**Provided information:**

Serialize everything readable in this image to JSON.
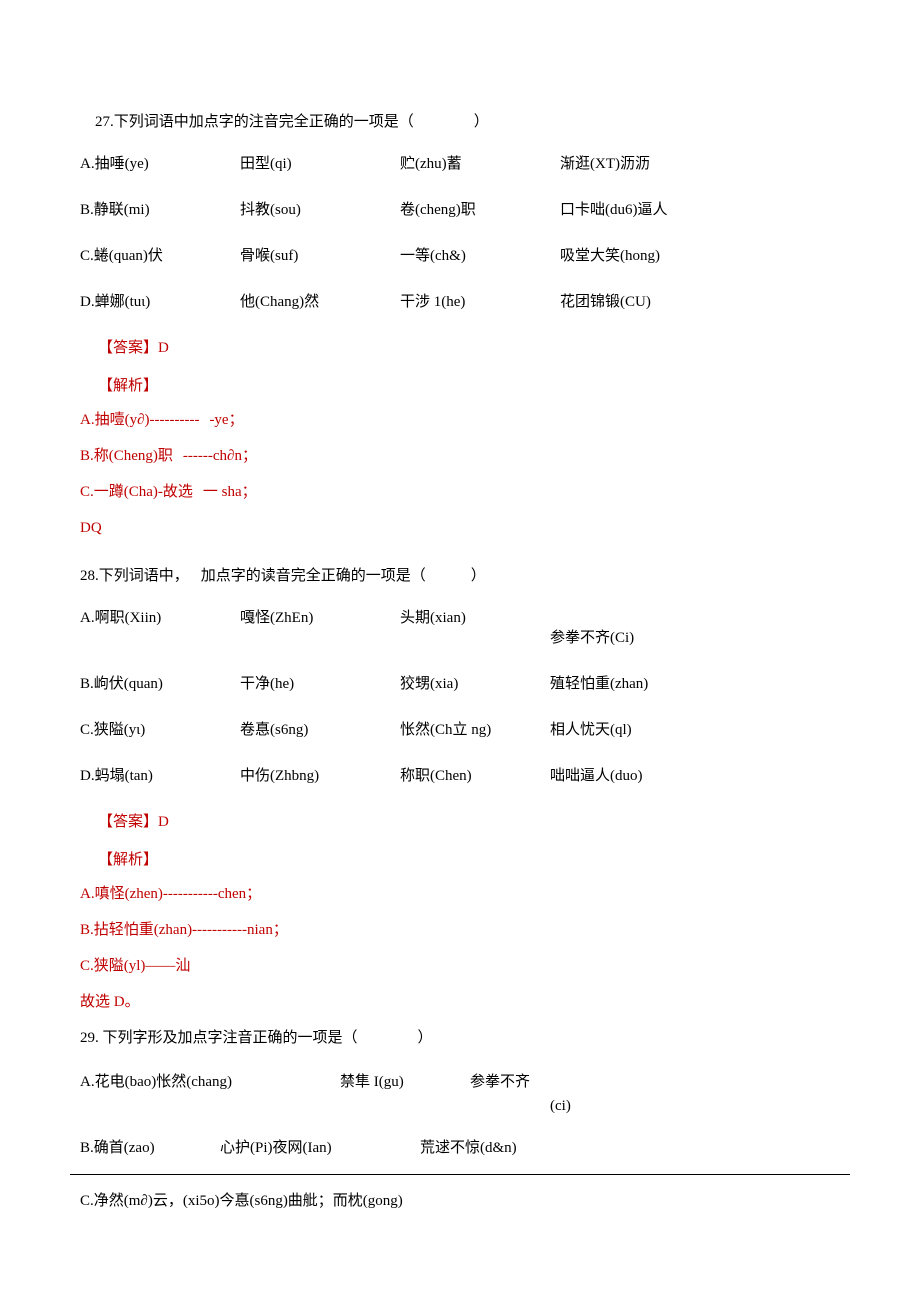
{
  "q27": {
    "stem": "27.下列词语中加点字的注音完全正确的一项是（　　　　）",
    "options": {
      "A": [
        "A.抽唾(ye)",
        "田型(qi)",
        "贮(zhu)蓄",
        "渐逛(XT)沥沥"
      ],
      "B": [
        "B.静联(mi)",
        "抖教(sou)",
        "卷(cheng)职",
        "口卡咄(du6)逼人"
      ],
      "C": [
        "C.蜷(quan)伏",
        "骨喉(suf)",
        "一等(ch&)",
        "吸堂大笑(hong)"
      ],
      "D": [
        "D.蝉娜(tuι)",
        "他(Chang)然",
        "干涉 1(he)",
        "花团锦锻(CU)"
      ]
    },
    "answer": "【答案】D",
    "analysisLabel": "【解析】",
    "analysis": {
      "A": {
        "left": "A.抽噎(y∂)----------",
        "right": "-ye；"
      },
      "B": {
        "left": "B.称(Cheng)职",
        "right": "------ch∂n；"
      },
      "C": {
        "left": "C.一蹲(Cha)-故选",
        "right": "一 sha；"
      },
      "D": "DQ"
    }
  },
  "q28": {
    "stemLead": "28.下列词语中，",
    "stemRest": "加点字的读音完全正确的一项是（　　　）",
    "options": {
      "A": [
        "A.啊职(Xiin)",
        "嘎怪(ZhEn)",
        "头期(xian)",
        "参拳不齐(Ci)"
      ],
      "B": [
        "B.岣伏(quan)",
        "干净(he)",
        "狡甥(xia)",
        "殖轻怕重(zhan)"
      ],
      "C": [
        "C.狭隘(yι)",
        "卷惪(s6ng)",
        "怅然(Ch立 ng)",
        "相人忧天(ql)"
      ],
      "D": [
        "D.蚂塌(tan)",
        "中伤(Zhbng)",
        "称职(Chen)",
        "咄咄逼人(duo)"
      ]
    },
    "answer": "【答案】D",
    "analysisLabel": "【解析】",
    "analysis": {
      "A": "A.嗔怪(zhen)-----------chen；",
      "B": "B.拈轻怕重(zhan)-----------nian；",
      "C": "C.狭隘(yl)——汕",
      "D": "故选 D。"
    }
  },
  "q29": {
    "stem": "29. 下列字形及加点字注音正确的一项是（　　　　）",
    "A": {
      "c1": "A.花电(bao)怅然(chang)",
      "c2": "禁隼 I(gu)",
      "c3": "参拳不齐",
      "ci": "(ci)"
    },
    "B": {
      "c1": "B.确首(zao)",
      "c2": "心护(Pi)夜网(Ian)",
      "c3": "荒逑不惊(d&n)"
    },
    "C": "C.净然(m∂)云，(xi5o)今惪(s6ng)曲舭；而枕(gong)"
  }
}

**Instructions to follow:** Output all of the entries verbatim, leaving out any images.

**Result below:**
Serialize everything readable in this image to JSON.
{
  "q27": {
    "stem": "27.下列词语中加点字的注音完全正确的一项是（　　　　）",
    "options": {
      "A": [
        "A.抽唾(ye)",
        "田型(qi)",
        "贮(zhu)蓄",
        "渐逛(XT)沥沥"
      ],
      "B": [
        "B.静联(mi)",
        "抖教(sou)",
        "卷(cheng)职",
        "口卡咄(du6)逼人"
      ],
      "C": [
        "C.蜷(quan)伏",
        "骨喉(suf)",
        "一等(ch&)",
        "吸堂大笑(hong)"
      ],
      "D": [
        "D.蝉娜(tuι)",
        "他(Chang)然",
        "干涉 1(he)",
        "花团锦锻(CU)"
      ]
    },
    "answer": "【答案】D",
    "analysisLabel": "【解析】",
    "analysis": {
      "A": {
        "left": "A.抽噎(y∂)----------",
        "right": "-ye；"
      },
      "B": {
        "left": "B.称(Cheng)职",
        "right": "------ch∂n；"
      },
      "C": {
        "left": "C.一蹲(Cha)-故选",
        "right": "一 sha；"
      },
      "D": "DQ"
    }
  },
  "q28": {
    "stemLead": "28.下列词语中，",
    "stemRest": "加点字的读音完全正确的一项是（　　　）",
    "options": {
      "A": [
        "A.啊职(Xiin)",
        "嘎怪(ZhEn)",
        "头期(xian)",
        "参拳不齐(Ci)"
      ],
      "B": [
        "B.岣伏(quan)",
        "干净(he)",
        "狡甥(xia)",
        "殖轻怕重(zhan)"
      ],
      "C": [
        "C.狭隘(yι)",
        "卷惪(s6ng)",
        "怅然(Ch立 ng)",
        "相人忧天(ql)"
      ],
      "D": [
        "D.蚂塌(tan)",
        "中伤(Zhbng)",
        "称职(Chen)",
        "咄咄逼人(duo)"
      ]
    },
    "answer": "【答案】D",
    "analysisLabel": "【解析】",
    "analysis": {
      "A": "A.嗔怪(zhen)-----------chen；",
      "B": "B.拈轻怕重(zhan)-----------nian；",
      "C": "C.狭隘(yl)——汕",
      "D": "故选 D。"
    }
  },
  "q29": {
    "stem": "29. 下列字形及加点字注音正确的一项是（　　　　）",
    "A": {
      "c1": "A.花电(bao)怅然(chang)",
      "c2": "禁隼 I(gu)",
      "c3": "参拳不齐",
      "ci": "(ci)"
    },
    "B": {
      "c1": "B.确首(zao)",
      "c2": "心护(Pi)夜网(Ian)",
      "c3": "荒逑不惊(d&n)"
    },
    "C": "C.净然(m∂)云，(xi5o)今惪(s6ng)曲舭；而枕(gong)"
  }
}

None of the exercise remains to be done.